:: Material for this exercise ::
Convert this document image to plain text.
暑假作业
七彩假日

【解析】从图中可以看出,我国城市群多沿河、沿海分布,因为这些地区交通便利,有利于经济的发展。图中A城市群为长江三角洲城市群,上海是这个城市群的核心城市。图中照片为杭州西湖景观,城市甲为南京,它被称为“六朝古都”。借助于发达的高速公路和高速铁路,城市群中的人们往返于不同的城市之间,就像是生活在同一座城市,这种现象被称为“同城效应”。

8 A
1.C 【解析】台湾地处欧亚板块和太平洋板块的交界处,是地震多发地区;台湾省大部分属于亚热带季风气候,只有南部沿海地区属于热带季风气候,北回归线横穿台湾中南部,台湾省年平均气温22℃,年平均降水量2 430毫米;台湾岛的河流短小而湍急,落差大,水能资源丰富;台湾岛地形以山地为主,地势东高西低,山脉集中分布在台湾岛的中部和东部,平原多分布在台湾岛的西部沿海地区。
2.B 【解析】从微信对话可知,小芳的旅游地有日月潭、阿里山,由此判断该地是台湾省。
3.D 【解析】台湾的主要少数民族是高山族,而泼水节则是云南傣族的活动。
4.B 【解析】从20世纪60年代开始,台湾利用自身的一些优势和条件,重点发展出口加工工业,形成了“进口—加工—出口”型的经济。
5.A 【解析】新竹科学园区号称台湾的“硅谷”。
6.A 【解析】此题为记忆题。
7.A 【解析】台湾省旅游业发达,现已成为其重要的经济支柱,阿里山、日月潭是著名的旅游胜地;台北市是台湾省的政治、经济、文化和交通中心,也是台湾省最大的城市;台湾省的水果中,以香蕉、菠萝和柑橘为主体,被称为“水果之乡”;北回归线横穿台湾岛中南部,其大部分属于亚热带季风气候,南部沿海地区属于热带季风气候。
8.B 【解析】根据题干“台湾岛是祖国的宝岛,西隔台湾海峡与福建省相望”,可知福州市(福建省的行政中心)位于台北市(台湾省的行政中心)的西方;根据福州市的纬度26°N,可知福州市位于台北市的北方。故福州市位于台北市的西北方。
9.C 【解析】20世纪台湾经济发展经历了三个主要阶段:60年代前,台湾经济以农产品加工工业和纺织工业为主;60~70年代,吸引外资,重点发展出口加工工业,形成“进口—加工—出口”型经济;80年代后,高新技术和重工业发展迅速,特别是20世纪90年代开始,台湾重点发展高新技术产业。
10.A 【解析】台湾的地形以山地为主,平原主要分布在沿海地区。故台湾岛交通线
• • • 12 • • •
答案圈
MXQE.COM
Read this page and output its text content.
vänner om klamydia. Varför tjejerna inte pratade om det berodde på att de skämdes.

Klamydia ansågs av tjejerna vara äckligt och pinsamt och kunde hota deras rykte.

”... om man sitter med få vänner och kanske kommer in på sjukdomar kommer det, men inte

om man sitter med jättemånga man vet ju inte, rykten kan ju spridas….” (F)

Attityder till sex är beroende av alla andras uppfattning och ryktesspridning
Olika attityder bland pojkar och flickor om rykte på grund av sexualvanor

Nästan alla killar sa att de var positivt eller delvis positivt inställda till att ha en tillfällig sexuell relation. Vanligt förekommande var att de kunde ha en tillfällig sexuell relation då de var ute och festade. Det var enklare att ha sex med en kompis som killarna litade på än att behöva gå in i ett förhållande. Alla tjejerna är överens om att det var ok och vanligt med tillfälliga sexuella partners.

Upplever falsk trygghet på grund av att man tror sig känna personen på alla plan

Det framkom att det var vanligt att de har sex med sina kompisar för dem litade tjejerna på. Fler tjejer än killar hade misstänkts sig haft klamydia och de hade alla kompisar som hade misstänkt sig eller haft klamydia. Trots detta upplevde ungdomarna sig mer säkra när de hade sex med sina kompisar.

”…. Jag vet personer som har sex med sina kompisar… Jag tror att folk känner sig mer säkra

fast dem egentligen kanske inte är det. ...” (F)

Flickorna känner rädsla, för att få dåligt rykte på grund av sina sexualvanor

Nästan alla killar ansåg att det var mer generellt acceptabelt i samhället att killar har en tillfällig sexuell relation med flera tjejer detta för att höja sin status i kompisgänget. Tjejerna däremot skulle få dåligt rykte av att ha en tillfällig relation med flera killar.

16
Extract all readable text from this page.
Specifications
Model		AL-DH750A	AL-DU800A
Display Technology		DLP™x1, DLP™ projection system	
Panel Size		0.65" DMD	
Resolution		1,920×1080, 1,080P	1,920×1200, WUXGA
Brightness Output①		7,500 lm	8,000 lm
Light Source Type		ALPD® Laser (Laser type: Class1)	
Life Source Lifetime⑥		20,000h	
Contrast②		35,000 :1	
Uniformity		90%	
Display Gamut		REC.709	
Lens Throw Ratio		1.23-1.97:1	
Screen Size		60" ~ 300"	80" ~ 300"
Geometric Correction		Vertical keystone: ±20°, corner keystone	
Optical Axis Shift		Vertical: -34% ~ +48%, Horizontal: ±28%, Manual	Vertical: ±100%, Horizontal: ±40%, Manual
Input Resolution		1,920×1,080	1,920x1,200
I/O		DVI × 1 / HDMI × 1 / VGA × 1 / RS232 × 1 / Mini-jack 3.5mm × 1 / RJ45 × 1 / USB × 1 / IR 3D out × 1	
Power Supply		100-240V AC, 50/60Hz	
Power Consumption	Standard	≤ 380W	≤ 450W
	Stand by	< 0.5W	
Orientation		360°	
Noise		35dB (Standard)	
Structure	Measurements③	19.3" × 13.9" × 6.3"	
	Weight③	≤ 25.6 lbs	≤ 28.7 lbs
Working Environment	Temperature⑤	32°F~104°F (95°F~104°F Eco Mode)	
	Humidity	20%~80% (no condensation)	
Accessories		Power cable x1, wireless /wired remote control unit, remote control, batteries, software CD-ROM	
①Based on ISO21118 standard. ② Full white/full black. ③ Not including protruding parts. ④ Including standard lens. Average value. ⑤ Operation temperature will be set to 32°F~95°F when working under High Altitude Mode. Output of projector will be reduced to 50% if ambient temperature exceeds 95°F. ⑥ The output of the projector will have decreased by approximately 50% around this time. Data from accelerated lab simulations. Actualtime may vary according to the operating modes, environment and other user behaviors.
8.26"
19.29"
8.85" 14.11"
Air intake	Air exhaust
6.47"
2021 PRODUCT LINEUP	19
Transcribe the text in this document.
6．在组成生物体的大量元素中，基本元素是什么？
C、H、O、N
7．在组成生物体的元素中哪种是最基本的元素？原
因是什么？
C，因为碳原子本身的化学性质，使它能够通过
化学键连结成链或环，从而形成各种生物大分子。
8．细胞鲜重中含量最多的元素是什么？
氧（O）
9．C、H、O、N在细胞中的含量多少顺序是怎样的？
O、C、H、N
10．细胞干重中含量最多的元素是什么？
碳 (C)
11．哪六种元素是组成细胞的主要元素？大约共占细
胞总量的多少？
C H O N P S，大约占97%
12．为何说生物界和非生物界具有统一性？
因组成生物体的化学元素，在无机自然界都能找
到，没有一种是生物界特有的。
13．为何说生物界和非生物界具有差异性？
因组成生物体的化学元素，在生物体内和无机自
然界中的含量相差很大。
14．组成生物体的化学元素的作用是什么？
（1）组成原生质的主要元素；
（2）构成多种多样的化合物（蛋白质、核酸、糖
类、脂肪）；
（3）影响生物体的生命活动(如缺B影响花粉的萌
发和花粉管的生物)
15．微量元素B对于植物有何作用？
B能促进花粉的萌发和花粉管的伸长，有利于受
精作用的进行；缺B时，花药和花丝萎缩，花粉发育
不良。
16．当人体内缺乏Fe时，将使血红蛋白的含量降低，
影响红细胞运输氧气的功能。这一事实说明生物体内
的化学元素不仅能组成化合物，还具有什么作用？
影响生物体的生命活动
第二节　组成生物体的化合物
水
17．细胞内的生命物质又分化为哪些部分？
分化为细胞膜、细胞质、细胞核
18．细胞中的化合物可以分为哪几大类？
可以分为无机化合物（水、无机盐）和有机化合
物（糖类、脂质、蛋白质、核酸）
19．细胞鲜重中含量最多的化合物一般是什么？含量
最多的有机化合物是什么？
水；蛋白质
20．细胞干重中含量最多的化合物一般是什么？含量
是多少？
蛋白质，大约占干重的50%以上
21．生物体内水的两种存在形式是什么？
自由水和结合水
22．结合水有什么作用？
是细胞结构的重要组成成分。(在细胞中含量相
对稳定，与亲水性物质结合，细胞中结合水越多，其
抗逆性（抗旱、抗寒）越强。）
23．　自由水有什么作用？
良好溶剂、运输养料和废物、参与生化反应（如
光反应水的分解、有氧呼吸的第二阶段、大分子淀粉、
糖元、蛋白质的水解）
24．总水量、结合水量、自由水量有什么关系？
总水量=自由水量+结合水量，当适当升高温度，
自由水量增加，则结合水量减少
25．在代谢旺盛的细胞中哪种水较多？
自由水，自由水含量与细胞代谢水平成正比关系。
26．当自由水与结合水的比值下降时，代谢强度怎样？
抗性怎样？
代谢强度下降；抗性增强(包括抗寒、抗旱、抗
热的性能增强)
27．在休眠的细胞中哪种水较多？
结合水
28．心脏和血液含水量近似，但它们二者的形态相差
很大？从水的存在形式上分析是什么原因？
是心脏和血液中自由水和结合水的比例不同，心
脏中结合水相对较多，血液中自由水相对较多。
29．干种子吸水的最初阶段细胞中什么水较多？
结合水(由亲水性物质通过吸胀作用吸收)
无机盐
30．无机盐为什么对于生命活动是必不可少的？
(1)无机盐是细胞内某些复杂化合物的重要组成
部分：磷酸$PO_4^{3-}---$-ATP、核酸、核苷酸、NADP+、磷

:: Requirement ::
Show the lines of the records that include the string "重点发展出口加工工业".

:: Completed task ::
4.B 【解析】从20世纪60年代开始,台湾利用自身的一些优势和条件,重点发展出口加工工业,形成了“进口—加工—出口”型的经济。
9.C 【解析】20世纪台湾经济发展经历了三个主要阶段:60年代前,台湾经济以农产品加工工业和纺织工业为主;60~70年代,吸引外资,重点发展出口加工工业,形成“进口—加工—出口”型经济;80年代后,高新技术和重工业发展迅速,特别是20世纪90年代开始,台湾重点发展高新技术产业。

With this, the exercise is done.